** Task requirements **
Write out the records below word for word, please.

** Extracted records **
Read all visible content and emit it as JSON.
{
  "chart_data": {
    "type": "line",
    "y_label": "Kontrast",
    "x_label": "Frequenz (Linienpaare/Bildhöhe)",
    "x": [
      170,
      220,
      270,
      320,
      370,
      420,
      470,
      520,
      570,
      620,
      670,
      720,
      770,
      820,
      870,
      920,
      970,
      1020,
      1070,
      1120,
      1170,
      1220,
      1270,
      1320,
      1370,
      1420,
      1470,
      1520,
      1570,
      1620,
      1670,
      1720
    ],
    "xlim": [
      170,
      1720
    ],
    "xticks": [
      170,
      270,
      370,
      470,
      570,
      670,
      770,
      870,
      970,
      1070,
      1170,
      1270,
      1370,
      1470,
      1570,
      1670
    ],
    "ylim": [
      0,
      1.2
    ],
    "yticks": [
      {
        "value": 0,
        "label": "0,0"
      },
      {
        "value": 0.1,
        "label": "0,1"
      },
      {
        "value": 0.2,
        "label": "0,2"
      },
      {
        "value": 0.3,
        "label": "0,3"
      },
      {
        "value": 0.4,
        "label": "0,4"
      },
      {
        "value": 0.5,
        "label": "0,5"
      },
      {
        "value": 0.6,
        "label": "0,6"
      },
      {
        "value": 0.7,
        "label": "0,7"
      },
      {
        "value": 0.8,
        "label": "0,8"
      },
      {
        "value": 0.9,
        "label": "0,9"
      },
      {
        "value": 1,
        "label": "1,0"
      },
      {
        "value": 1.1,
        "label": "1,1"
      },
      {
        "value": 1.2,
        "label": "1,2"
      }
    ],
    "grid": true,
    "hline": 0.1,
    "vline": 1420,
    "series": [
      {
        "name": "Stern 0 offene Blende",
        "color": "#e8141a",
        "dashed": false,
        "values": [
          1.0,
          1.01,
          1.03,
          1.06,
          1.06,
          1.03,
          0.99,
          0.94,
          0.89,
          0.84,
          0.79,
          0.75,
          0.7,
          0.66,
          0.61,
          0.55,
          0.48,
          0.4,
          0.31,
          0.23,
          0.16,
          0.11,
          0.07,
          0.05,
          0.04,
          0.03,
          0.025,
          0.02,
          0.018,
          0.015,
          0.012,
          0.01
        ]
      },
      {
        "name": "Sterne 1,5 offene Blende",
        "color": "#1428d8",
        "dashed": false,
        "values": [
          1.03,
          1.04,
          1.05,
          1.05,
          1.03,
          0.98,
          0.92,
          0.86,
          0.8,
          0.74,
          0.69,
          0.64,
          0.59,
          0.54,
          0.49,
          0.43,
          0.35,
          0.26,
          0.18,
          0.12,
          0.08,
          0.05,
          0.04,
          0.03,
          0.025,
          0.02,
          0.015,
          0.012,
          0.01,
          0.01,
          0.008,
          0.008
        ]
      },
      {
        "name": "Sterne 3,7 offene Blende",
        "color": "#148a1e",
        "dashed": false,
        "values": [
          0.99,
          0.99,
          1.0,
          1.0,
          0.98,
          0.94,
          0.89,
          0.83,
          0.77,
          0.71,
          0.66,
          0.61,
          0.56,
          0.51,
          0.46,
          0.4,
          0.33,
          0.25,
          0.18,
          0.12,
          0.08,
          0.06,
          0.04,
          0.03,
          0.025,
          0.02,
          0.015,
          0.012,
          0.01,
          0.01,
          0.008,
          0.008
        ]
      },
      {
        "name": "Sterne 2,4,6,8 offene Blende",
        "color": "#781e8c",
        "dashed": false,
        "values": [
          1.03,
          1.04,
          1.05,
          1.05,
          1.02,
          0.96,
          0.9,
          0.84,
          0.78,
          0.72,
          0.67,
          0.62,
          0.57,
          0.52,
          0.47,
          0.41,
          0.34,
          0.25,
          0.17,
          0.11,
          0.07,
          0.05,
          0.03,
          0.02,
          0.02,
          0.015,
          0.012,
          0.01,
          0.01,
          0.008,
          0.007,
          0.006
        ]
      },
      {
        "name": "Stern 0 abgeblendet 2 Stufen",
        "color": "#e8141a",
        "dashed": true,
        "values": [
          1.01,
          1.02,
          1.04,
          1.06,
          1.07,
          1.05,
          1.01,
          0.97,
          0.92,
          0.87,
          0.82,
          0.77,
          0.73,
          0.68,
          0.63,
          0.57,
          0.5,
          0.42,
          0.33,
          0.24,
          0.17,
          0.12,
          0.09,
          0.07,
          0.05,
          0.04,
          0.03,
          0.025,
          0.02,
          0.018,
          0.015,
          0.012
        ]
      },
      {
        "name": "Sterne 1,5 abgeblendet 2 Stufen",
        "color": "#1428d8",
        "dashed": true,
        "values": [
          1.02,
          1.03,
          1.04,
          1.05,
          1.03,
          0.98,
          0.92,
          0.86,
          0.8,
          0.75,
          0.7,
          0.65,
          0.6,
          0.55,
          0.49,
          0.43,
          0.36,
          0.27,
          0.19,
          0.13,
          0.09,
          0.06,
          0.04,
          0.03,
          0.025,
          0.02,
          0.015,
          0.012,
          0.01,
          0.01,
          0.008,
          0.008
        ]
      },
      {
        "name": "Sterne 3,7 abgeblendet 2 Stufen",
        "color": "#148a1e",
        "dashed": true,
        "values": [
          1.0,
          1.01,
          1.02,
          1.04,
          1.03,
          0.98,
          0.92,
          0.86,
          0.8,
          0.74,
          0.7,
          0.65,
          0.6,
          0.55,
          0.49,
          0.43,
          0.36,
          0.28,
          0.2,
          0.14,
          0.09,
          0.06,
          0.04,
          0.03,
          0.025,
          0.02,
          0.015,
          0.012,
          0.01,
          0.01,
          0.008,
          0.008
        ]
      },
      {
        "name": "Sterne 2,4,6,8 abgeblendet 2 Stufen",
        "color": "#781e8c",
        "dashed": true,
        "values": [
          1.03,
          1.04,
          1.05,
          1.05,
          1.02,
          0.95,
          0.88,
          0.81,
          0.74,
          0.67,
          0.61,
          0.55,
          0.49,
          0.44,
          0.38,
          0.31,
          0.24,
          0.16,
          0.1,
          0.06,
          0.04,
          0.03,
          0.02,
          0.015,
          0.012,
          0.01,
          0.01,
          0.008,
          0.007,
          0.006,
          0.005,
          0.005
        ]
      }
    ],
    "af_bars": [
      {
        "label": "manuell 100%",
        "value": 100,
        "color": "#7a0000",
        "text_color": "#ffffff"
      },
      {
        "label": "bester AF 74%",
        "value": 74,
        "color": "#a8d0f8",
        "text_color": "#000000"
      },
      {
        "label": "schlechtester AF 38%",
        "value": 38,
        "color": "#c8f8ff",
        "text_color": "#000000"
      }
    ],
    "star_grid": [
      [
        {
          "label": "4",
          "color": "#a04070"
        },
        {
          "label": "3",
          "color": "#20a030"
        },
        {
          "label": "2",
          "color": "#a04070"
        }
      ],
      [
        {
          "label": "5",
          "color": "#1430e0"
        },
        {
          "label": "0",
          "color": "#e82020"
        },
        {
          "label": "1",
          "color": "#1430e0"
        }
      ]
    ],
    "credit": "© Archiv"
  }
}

** Exercise response **
Read all visible content and emit it as JSON.
{
  "chart_data": {
    "type": "line",
    "y_label": "Kontrast",
    "x_label": "Frequenz (Linienpaare/Bildhöhe)",
    "x": [
      170,
      220,
      270,
      320,
      370,
      420,
      470,
      520,
      570,
      620,
      670,
      720,
      770,
      820,
      870,
      920,
      970,
      1020,
      1070,
      1120,
      1170,
      1220,
      1270,
      1320,
      1370,
      1420,
      1470,
      1520,
      1570,
      1620,
      1670,
      1720
    ],
    "xlim": [
      170,
      1720
    ],
    "xticks": [
      170,
      270,
      370,
      470,
      570,
      670,
      770,
      870,
      970,
      1070,
      1170,
      1270,
      1370,
      1470,
      1570,
      1670
    ],
    "ylim": [
      0,
      1.2
    ],
    "yticks": [
      {
        "value": 0,
        "label": "0,0"
      },
      {
        "value": 0.1,
        "label": "0,1"
      },
      {
        "value": 0.2,
        "label": "0,2"
      },
      {
        "value": 0.3,
        "label": "0,3"
      },
      {
        "value": 0.4,
        "label": "0,4"
      },
      {
        "value": 0.5,
        "label": "0,5"
      },
      {
        "value": 0.6,
        "label": "0,6"
      },
      {
        "value": 0.7,
        "label": "0,7"
      },
      {
        "value": 0.8,
        "label": "0,8"
      },
      {
        "value": 0.9,
        "label": "0,9"
      },
      {
        "value": 1,
        "label": "1,0"
      },
      {
        "value": 1.1,
        "label": "1,1"
      },
      {
        "value": 1.2,
        "label": "1,2"
      }
    ],
    "grid": true,
    "hline": 0.1,
    "vline": 1420,
    "series": [
      {
        "name": "Stern 0 offene Blende",
        "color": "#e8141a",
        "dashed": false,
        "values": [
          1.0,
          1.01,
          1.03,
          1.06,
          1.06,
          1.03,
          0.99,
          0.94,
          0.89,
          0.84,
          0.79,
          0.75,
          0.7,
          0.66,
          0.61,
          0.55,
          0.48,
          0.4,
          0.31,
          0.23,
          0.16,
          0.11,
          0.07,
          0.05,
          0.04,
          0.03,
          0.025,
          0.02,
          0.018,
          0.015,
          0.012,
          0.01
        ]
      },
      {
        "name": "Sterne 1,5 offene Blende",
        "color": "#1428d8",
        "dashed": false,
        "values": [
          1.03,
          1.04,
          1.05,
          1.05,
          1.03,
          0.98,
          0.92,
          0.86,
          0.8,
          0.74,
          0.69,
          0.64,
          0.59,
          0.54,
          0.49,
          0.43,
          0.35,
          0.26,
          0.18,
          0.12,
          0.08,
          0.05,
          0.04,
          0.03,
          0.025,
          0.02,
          0.015,
          0.012,
          0.01,
          0.01,
          0.008,
          0.008
        ]
      },
      {
        "name": "Sterne 3,7 offene Blende",
        "color": "#148a1e",
        "dashed": false,
        "values": [
          0.99,
          0.99,
          1.0,
          1.0,
          0.98,
          0.94,
          0.89,
          0.83,
          0.77,
          0.71,
          0.66,
          0.61,
          0.56,
          0.51,
          0.46,
          0.4,
          0.33,
          0.25,
          0.18,
          0.12,
          0.08,
          0.06,
          0.04,
          0.03,
          0.025,
          0.02,
          0.015,
          0.012,
          0.01,
          0.01,
          0.008,
          0.008
        ]
      },
      {
        "name": "Sterne 2,4,6,8 offene Blende",
        "color": "#781e8c",
        "dashed": false,
        "values": [
          1.03,
          1.04,
          1.05,
          1.05,
          1.02,
          0.96,
          0.9,
          0.84,
          0.78,
          0.72,
          0.67,
          0.62,
          0.57,
          0.52,
          0.47,
          0.41,
          0.34,
          0.25,
          0.17,
          0.11,
          0.07,
          0.05,
          0.03,
          0.02,
          0.02,
          0.015,
          0.012,
          0.01,
          0.01,
          0.008,
          0.007,
          0.006
        ]
      },
      {
        "name": "Stern 0 abgeblendet 2 Stufen",
        "color": "#e8141a",
        "dashed": true,
        "values": [
          1.01,
          1.02,
          1.04,
          1.06,
          1.07,
          1.05,
          1.01,
          0.97,
          0.92,
          0.87,
          0.82,
          0.77,
          0.73,
          0.68,
          0.63,
          0.57,
          0.5,
          0.42,
          0.33,
          0.24,
          0.17,
          0.12,
          0.09,
          0.07,
          0.05,
          0.04,
          0.03,
          0.025,
          0.02,
          0.018,
          0.015,
          0.012
        ]
      },
      {
        "name": "Sterne 1,5 abgeblendet 2 Stufen",
        "color": "#1428d8",
        "dashed": true,
        "values": [
          1.02,
          1.03,
          1.04,
          1.05,
          1.03,
          0.98,
          0.92,
          0.86,
          0.8,
          0.75,
          0.7,
          0.65,
          0.6,
          0.55,
          0.49,
          0.43,
          0.36,
          0.27,
          0.19,
          0.13,
          0.09,
          0.06,
          0.04,
          0.03,
          0.025,
          0.02,
          0.015,
          0.012,
          0.01,
          0.01,
          0.008,
          0.008
        ]
      },
      {
        "name": "Sterne 3,7 abgeblendet 2 Stufen",
        "color": "#148a1e",
        "dashed": true,
        "values": [
          1.0,
          1.01,
          1.02,
          1.04,
          1.03,
          0.98,
          0.92,
          0.86,
          0.8,
          0.74,
          0.7,
          0.65,
          0.6,
          0.55,
          0.49,
          0.43,
          0.36,
          0.28,
          0.2,
          0.14,
          0.09,
          0.06,
          0.04,
          0.03,
          0.025,
          0.02,
          0.015,
          0.012,
          0.01,
          0.01,
          0.008,
          0.008
        ]
      },
      {
        "name": "Sterne 2,4,6,8 abgeblendet 2 Stufen",
        "color": "#781e8c",
        "dashed": true,
        "values": [
          1.03,
          1.04,
          1.05,
          1.05,
          1.02,
          0.95,
          0.88,
          0.81,
          0.74,
          0.67,
          0.61,
          0.55,
          0.49,
          0.44,
          0.38,
          0.31,
          0.24,
          0.16,
          0.1,
          0.06,
          0.04,
          0.03,
          0.02,
          0.015,
          0.012,
          0.01,
          0.01,
          0.008,
          0.007,
          0.006,
          0.005,
          0.005
        ]
      }
    ],
    "af_bars": [
      {
        "label": "manuell 100%",
        "value": 100,
        "color": "#7a0000",
        "text_color": "#ffffff"
      },
      {
        "label": "bester AF 74%",
        "value": 74,
        "color": "#a8d0f8",
        "text_color": "#000000"
      },
      {
        "label": "schlechtester AF 38%",
        "value": 38,
        "color": "#c8f8ff",
        "text_color": "#000000"
      }
    ],
    "star_grid": [
      [
        {
          "label": "4",
          "color": "#a04070"
        },
        {
          "label": "3",
          "color": "#20a030"
        },
        {
          "label": "2",
          "color": "#a04070"
        }
      ],
      [
        {
          "label": "5",
          "color": "#1430e0"
        },
        {
          "label": "0",
          "color": "#e82020"
        },
        {
          "label": "1",
          "color": "#1430e0"
        }
      ]
    ],
    "credit": "© Archiv"
  }
}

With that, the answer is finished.